Write out the complete material exactly as it stands.
— start of Dataset records —
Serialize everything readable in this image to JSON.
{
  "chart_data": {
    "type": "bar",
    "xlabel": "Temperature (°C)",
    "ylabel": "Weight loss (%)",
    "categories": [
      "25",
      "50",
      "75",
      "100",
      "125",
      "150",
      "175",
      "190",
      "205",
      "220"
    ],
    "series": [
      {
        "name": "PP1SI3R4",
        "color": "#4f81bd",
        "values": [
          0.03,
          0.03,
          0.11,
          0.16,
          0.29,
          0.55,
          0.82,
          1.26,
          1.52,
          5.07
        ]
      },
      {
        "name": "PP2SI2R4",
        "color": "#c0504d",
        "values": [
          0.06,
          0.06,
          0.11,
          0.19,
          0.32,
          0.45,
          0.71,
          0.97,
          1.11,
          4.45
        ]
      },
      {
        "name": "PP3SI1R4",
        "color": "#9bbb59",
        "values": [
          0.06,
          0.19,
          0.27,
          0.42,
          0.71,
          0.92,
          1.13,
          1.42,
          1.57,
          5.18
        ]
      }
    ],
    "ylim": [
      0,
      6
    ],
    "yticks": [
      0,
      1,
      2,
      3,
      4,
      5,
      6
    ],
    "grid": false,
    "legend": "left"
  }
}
— end of Dataset records —
Answer below
Serialize everything readable in this image to JSON.
{
  "chart_data": {
    "type": "bar",
    "xlabel": "Temperature (°C)",
    "ylabel": "Weight loss (%)",
    "categories": [
      "25",
      "50",
      "75",
      "100",
      "125",
      "150",
      "175",
      "190",
      "205",
      "220"
    ],
    "series": [
      {
        "name": "PP1SI3R4",
        "color": "#4f81bd",
        "values": [
          0.03,
          0.03,
          0.11,
          0.16,
          0.29,
          0.55,
          0.82,
          1.26,
          1.52,
          5.07
        ]
      },
      {
        "name": "PP2SI2R4",
        "color": "#c0504d",
        "values": [
          0.06,
          0.06,
          0.11,
          0.19,
          0.32,
          0.45,
          0.71,
          0.97,
          1.11,
          4.45
        ]
      },
      {
        "name": "PP3SI1R4",
        "color": "#9bbb59",
        "values": [
          0.06,
          0.19,
          0.27,
          0.42,
          0.71,
          0.92,
          1.13,
          1.42,
          1.57,
          5.18
        ]
      }
    ],
    "ylim": [
      0,
      6
    ],
    "yticks": [
      0,
      1,
      2,
      3,
      4,
      5,
      6
    ],
    "grid": false,
    "legend": "left"
  }
}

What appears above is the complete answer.